● **THE EXERCISE**
Copy every line of the listing that holds the string "외국인가정자녀".

== GIVEN RECORDS

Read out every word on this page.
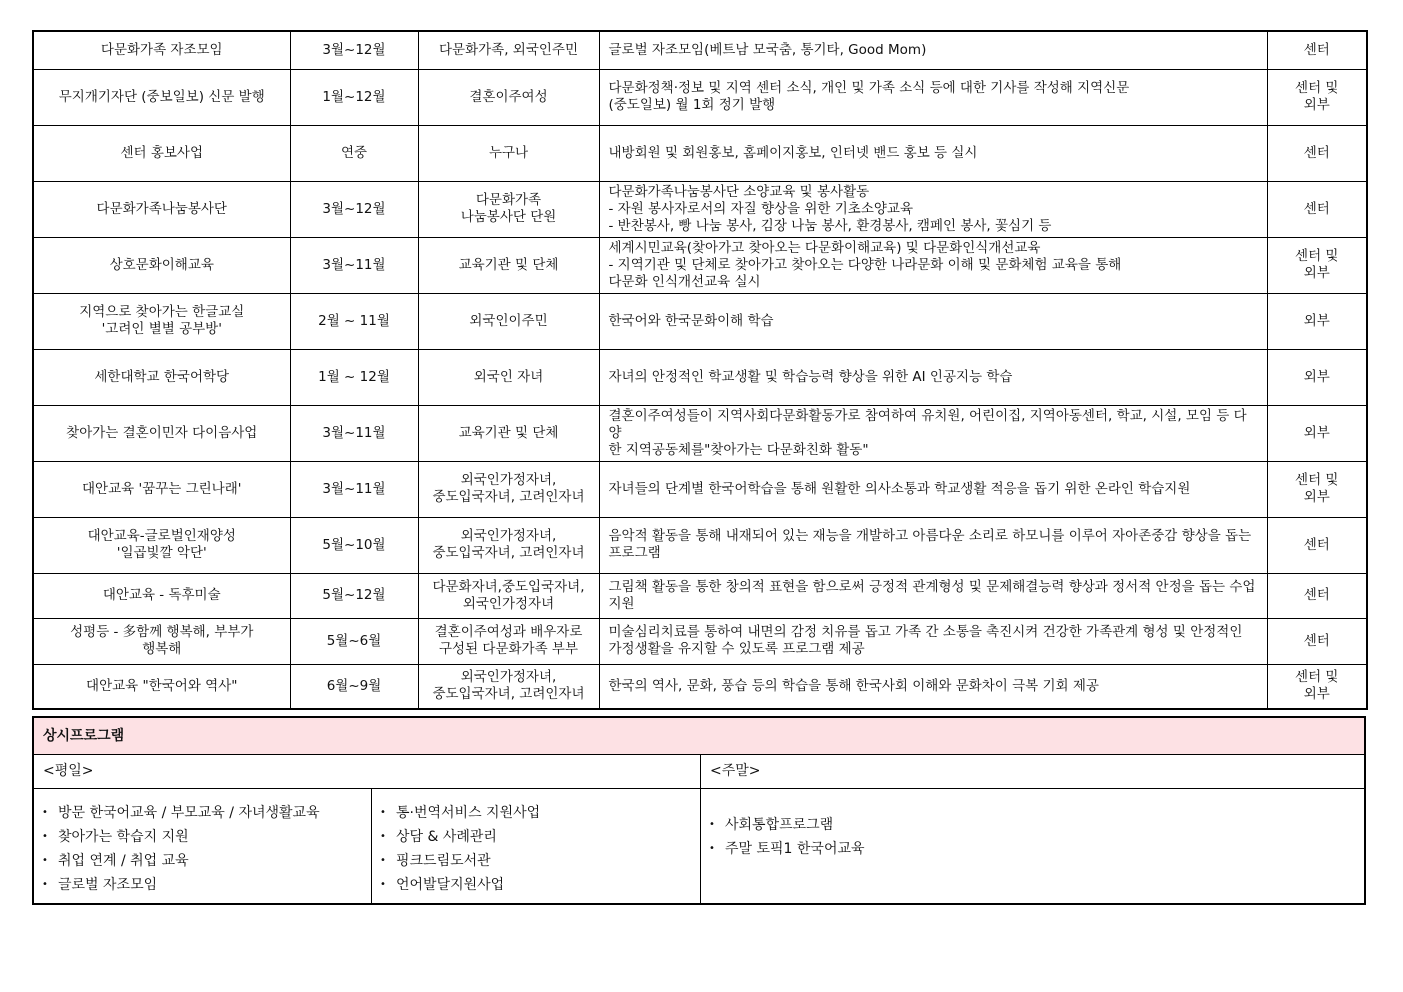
다문화가족 자조모임	3월~12월	다문화가족, 외국인주민	글로벌 자조모임(베트남 모국춤, 통기타, Good Mom)	센터

무지개기자단 (중보일보) 신문 발행	1월~12월	결혼이주여성	다문화정책·정보 및 지역 센터 소식, 개인 및 가족 소식 등에 대한 기사를 작성해 지역신문
(중도일보) 월 1회 정기 발행	센터 및
외부

센터 홍보사업	연중	누구나	내방회원 및 회원홍보, 홈페이지홍보, 인터넷 밴드 홍보 등 실시	센터

다문화가족나눔봉사단	3월~12월	다문화가족
나눔봉사단 단원	다문화가족나눔봉사단 소양교육 및 봉사활동
- 자원 봉사자로서의 자질 향상을 위한 기초소양교육
- 반찬봉사, 빵 나눔 봉사, 김장 나눔 봉사, 환경봉사, 캠페인 봉사, 꽃심기 등	센터

상호문화이해교육	3월~11월	교육기관 및 단체	세계시민교육(찾아가고 찾아오는 다문화이해교육) 및 다문화인식개선교육
- 지역기관 및 단체로 찾아가고 찾아오는 다양한 나라문화 이해 및 문화체험 교육을 통해
다문화 인식개선교육 실시	센터 및
외부

지역으로 찾아가는 한글교실
'고려인 별별 공부방'	2월 ~ 11월	외국인이주민	한국어와 한국문화이해 학습	외부

세한대학교 한국어학당	1월 ~ 12월	외국인 자녀	자녀의 안정적인 학교생활 및 학습능력 향상을 위한 AI 인공지능 학습	외부

찾아가는 결혼이민자 다이음사업	3월~11월	교육기관 및 단체	결혼이주여성들이 지역사회다문화활동가로 참여하여 유치원, 어린이집, 지역아동센터, 학교, 시설, 모임 등 다양
한 지역공동체를"찾아가는 다문화친화 활동"	외부

대안교육 '꿈꾸는 그린나래'	3월~11월	외국인가정자녀,
중도입국자녀, 고려인자녀	자녀들의 단계별 한국어학습을 통해 원활한 의사소통과 학교생활 적응을 돕기 위한 온라인 학습지원	센터 및
외부

대안교육-글로벌인재양성
'일곱빛깔 악단'	5월~10월	외국인가정자녀,
중도입국자녀, 고려인자녀	음악적 활동을 통해 내재되어 있는 재능을 개발하고 아름다운 소리로 하모니를 이루어 자아존중감 향상을 돕는
프로그램	센터

대안교육 - 독후미술	5월~12월	다문화자녀,중도입국자녀,
외국인가정자녀	그림책 활동을 통한 창의적 표현을 함으로써 긍정적 관계형성 및 문제해결능력 향상과 정서적 안정을 돕는 수업
지원	센터

성평등 - 多함께 행복해, 부부가
행복해	5월~6월	결혼이주여성과 배우자로
구성된 다문화가족 부부	미술심리치료를 통하여 내면의 감정 치유를 돕고 가족 간 소통을 촉진시켜 건강한 가족관계 형성 및 안정적인
가정생활을 유지할 수 있도록 프로그램 제공	센터

대안교육 "한국어와 역사"	6월~9월	외국인가정자녀,
중도입국자녀, 고려인자녀	한국의 역사, 문화, 풍습 등의 학습을 통해 한국사회 이해와 문화차이 극복 기회 제공	센터 및
외부
상시프로그램
<평일>	<주말>
• 방문 한국어교육 / 부모교육 / 자녀생활교육
• 찾아가는 학습지 지원
• 취업 연계 / 취업 교육
• 글로벌 자조모임
• 통·번역서비스 지원사업
• 상담 & 사례관리
• 핑크드림도서관
• 언어발달지원사업
• 사회통합프로그램
• 주말 토픽1 한국어교육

====

● **FINISHED EXERCISE**
대안교육 '꿈꾸는 그린나래'	3월~11월	외국인가정자녀,
'일곱빛깔 악단'	5월~10월	외국인가정자녀,
외국인가정자녀	그림책 활동을 통한 창의적 표현을 함으로써 긍정적 관계형성 및 문제해결능력 향상과 정서적 안정을 돕는 수업
대안교육 "한국어와 역사"	6월~9월	외국인가정자녀,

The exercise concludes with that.